EXCERPT:
CHANGES TO EXISTING LAW
Existing law provides that, among other rights, all people have
an inalienable right to pursue and obtain privacy. (Cal.
Const., art. I, Sec. 1.)
Existing case law permits a person to bring an action in tort
for an invasion of privacy and provides that in order to state a
claim for violation of the constitutional right to privacy, a
plaintiff must establish the following three elements: (1) a
legally protected privacy interest; (2) a reasonable expectation
of privacy in the circumstances; and (3) conduct by the
defendant that constitutes a serious invasion of privacy. (Hill
v. National Collegiate Athletic Assn. (1994) 7 Cal.4th 1.)
Existing law recognizes four types of activities considered to
be an invasion of privacy, giving rise to civil liability
including the public disclosure of private facts. (Id.)
Existing federal law requires an operator of an Internet Web
site or online service directed to a child, as defined, or an
operator of an Internet Web site or online service that has
actual knowledge that it is collecting personal information from
a child to provide notice of what information is being collected
and how that information is being used, and to give the parents
of the child the opportunity to refuse to permit the operator's
further collection of information from the child. (15 U.S.C.
Sec. 6502.)

DATA SECTION:

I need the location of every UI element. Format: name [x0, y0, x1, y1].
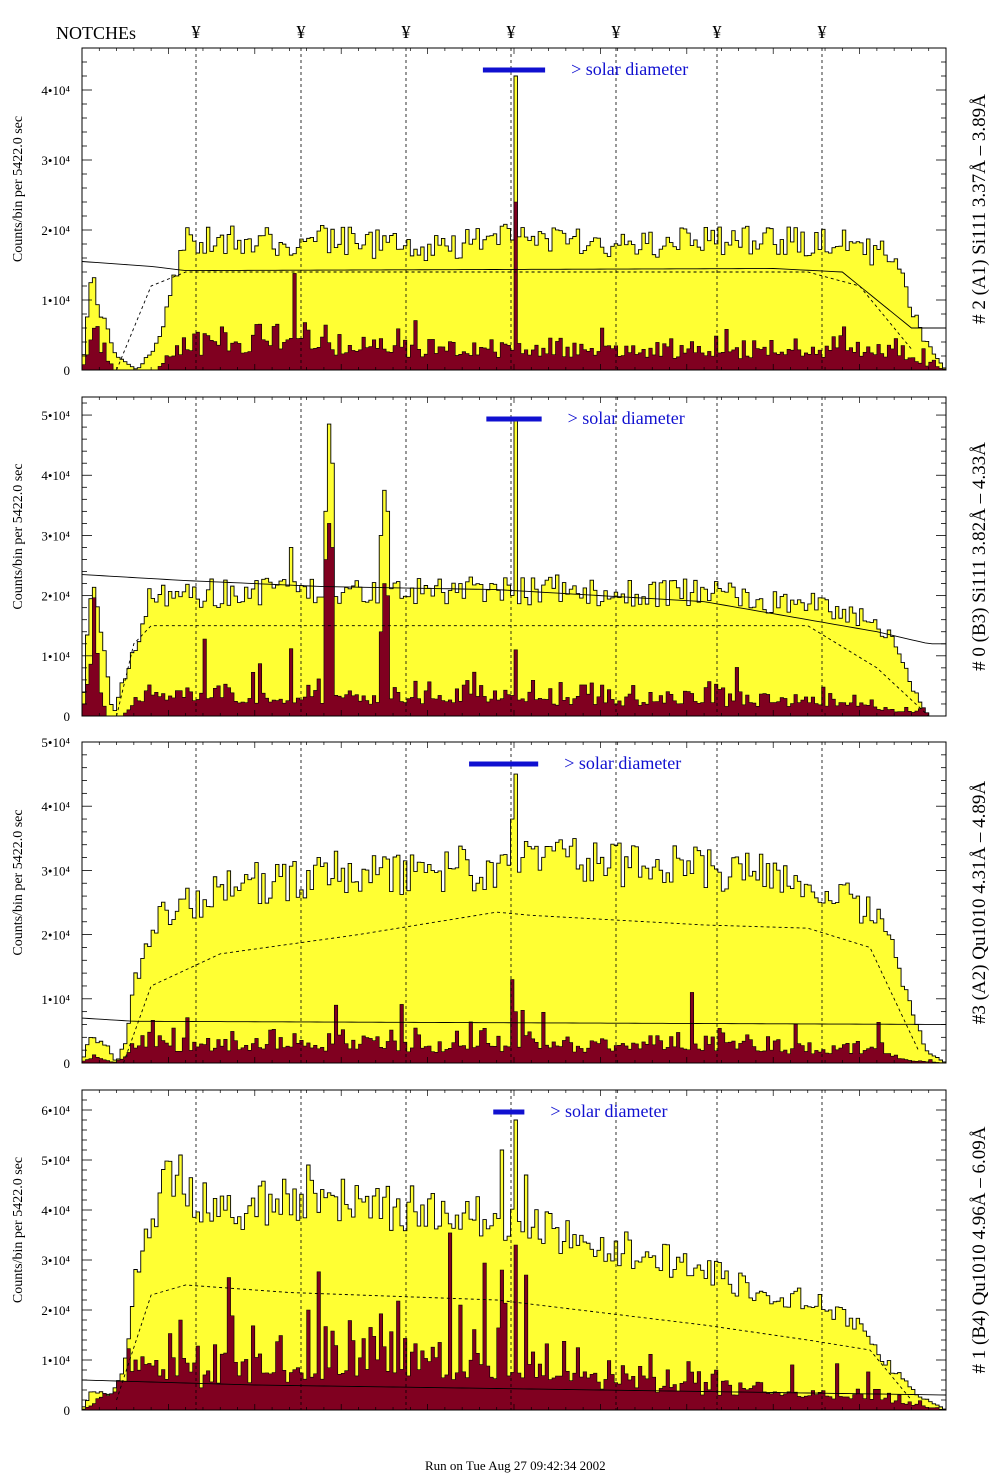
panel-3: 0 1•10⁴ 2•10⁴ 3•10⁴ 4•10⁴ 5•10⁴ 6•10⁴ Counts/bi… [11, 1089, 990, 1418]
y-tick-label: 1•10⁴ [41, 293, 70, 308]
panel-1: 0 1•10⁴ 2•10⁴ 3•10⁴ 4•10⁴ 5•10⁴ Counts/bin per… [11, 396, 990, 724]
y-tick-label: 4•10⁴ [41, 468, 70, 483]
y-tick-label: 3•10⁴ [41, 528, 70, 543]
y-tick-label: 0 [64, 363, 71, 378]
total-counts-histogram [81, 773, 947, 1064]
notch-marker-0: ¥ [192, 22, 201, 42]
y-tick-label: 0 [64, 1056, 71, 1071]
y-axis-label: Counts/bin per 5422.0 sec [11, 463, 26, 609]
y-tick-label: 5•10⁴ [41, 408, 70, 423]
panel-title: # 1 (B4) Qu1010 4.96Å – 6.09Å [969, 1126, 990, 1373]
background-model-curve [81, 1379, 947, 1396]
component-counts-histogram [81, 1232, 947, 1411]
y-tick-label: 1•10⁴ [41, 649, 70, 664]
y-tick-label: 2•10⁴ [41, 589, 70, 604]
y-tick-label: 4•10⁴ [41, 799, 70, 814]
notch-marker-5: ¥ [713, 22, 722, 42]
y-axis-label: Counts/bin per 5422.0 sec [11, 116, 26, 262]
y-axis-label: Counts/bin per 5422.0 sec [11, 1157, 26, 1303]
fit-model-curve [116, 625, 930, 717]
y-tick-label: 3•10⁴ [41, 863, 70, 878]
component-counts-histogram [81, 201, 947, 371]
notch-marker-3: ¥ [507, 22, 516, 42]
y-tick-label: 5•10⁴ [41, 1153, 70, 1168]
y-tick-label: 0 [64, 709, 71, 724]
solar-diameter-label: > solar diameter [568, 408, 685, 428]
y-tick-label: 2•10⁴ [41, 928, 70, 943]
y-tick-label: 6•10⁴ [41, 1103, 70, 1118]
y-tick-label: 4•10⁴ [41, 1203, 70, 1218]
notch-marker-2: ¥ [402, 22, 411, 42]
y-tick-label: 2•10⁴ [41, 223, 70, 238]
run-timestamp: Run on Tue Aug 27 09:42:34 2002 [425, 1458, 606, 1473]
y-tick-label: 4•10⁴ [41, 83, 70, 98]
panel-0: 0 1•10⁴ 2•10⁴ 3•10⁴ 4•10⁴ Counts/bin per 5422… [11, 47, 990, 378]
notches-label: NOTCHEs [56, 23, 136, 43]
notch-marker-6: ¥ [818, 22, 827, 42]
y-tick-label: 3•10⁴ [41, 153, 70, 168]
y-tick-label: 3•10⁴ [41, 1253, 70, 1268]
panels: 0 1•10⁴ 2•10⁴ 3•10⁴ 4•10⁴ Counts/bin per 5422… [11, 47, 990, 1418]
component-counts-histogram [81, 523, 946, 717]
y-tick-label: 1•10⁴ [41, 1353, 70, 1368]
panel-title: # 0 (B3) Si111 3.82Å – 4.33Å [969, 442, 990, 671]
background-model-curve [81, 261, 946, 329]
notches-header: NOTCHEs ¥ ¥ ¥ ¥ ¥ ¥ ¥ [56, 22, 827, 43]
background-model-curve [81, 1017, 947, 1025]
panel-2: 0 1•10⁴ 2•10⁴ 3•10⁴ 4•10⁴ 5•10⁴ Counts/bin per… [11, 735, 990, 1071]
notch-marker-4: ¥ [612, 22, 621, 42]
solar-diameter-label: > solar diameter [550, 1101, 667, 1121]
solar-diameter-label: > solar diameter [564, 753, 681, 773]
y-axis-label: Counts/bin per 5422.0 sec [11, 809, 26, 955]
notch-marker-1: ¥ [297, 22, 306, 42]
solar-diameter-label: > solar diameter [571, 59, 688, 79]
background-model-curve [81, 574, 946, 645]
fit-model-curve [116, 1284, 912, 1401]
panel-title: # 2 (A1) Si111 3.37Å – 3.89Å [969, 94, 990, 324]
y-tick-label: 1•10⁴ [41, 992, 70, 1007]
y-tick-label: 5•10⁴ [41, 735, 70, 750]
y-tick-label: 2•10⁴ [41, 1303, 70, 1318]
fit-model-curve [123, 911, 919, 1064]
panel-title: #3 (A2) Qu1010 4.31Å – 4.89Å [969, 781, 990, 1025]
y-tick-label: 0 [64, 1403, 71, 1418]
component-counts-histogram [81, 979, 947, 1064]
fit-model-curve [116, 271, 912, 371]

TASKS TO COMPLETE:
A - List the three elements the privacy law excerpt says a plaintiff must establish to state a claim for violation of the constitutional right to privacy.
B - Please return the passage of the privacy law excerpt from "CHANGES TO EXISTING" to "7 Cal.4th 1.)", copied word for word.

SOLVED TASKS:
A -
1. A legally protected privacy interest
2. A reasonable expectation of privacy in the circumstances
3. Conduct by the defendant that constitutes a serious invasion of privacy

B -
CHANGES TO EXISTING LAW
Existing law provides that, among other rights, all people have
an inalienable right to pursue and obtain privacy. (Cal.
Const., art. I, Sec. 1.)
Existing case law permits a person to bring an action in tort
for an invasion of privacy and provides that in order to state a
claim for violation of the constitutional right to privacy, a
plaintiff must establish the following three elements: (1) a
legally protected privacy interest; (2) a reasonable expectation
of privacy in the circumstances; and (3) conduct by the
defendant that constitutes a serious invasion of privacy. (Hill
v. National Collegiate Athletic Assn. (1994) 7 Cal.4th 1.)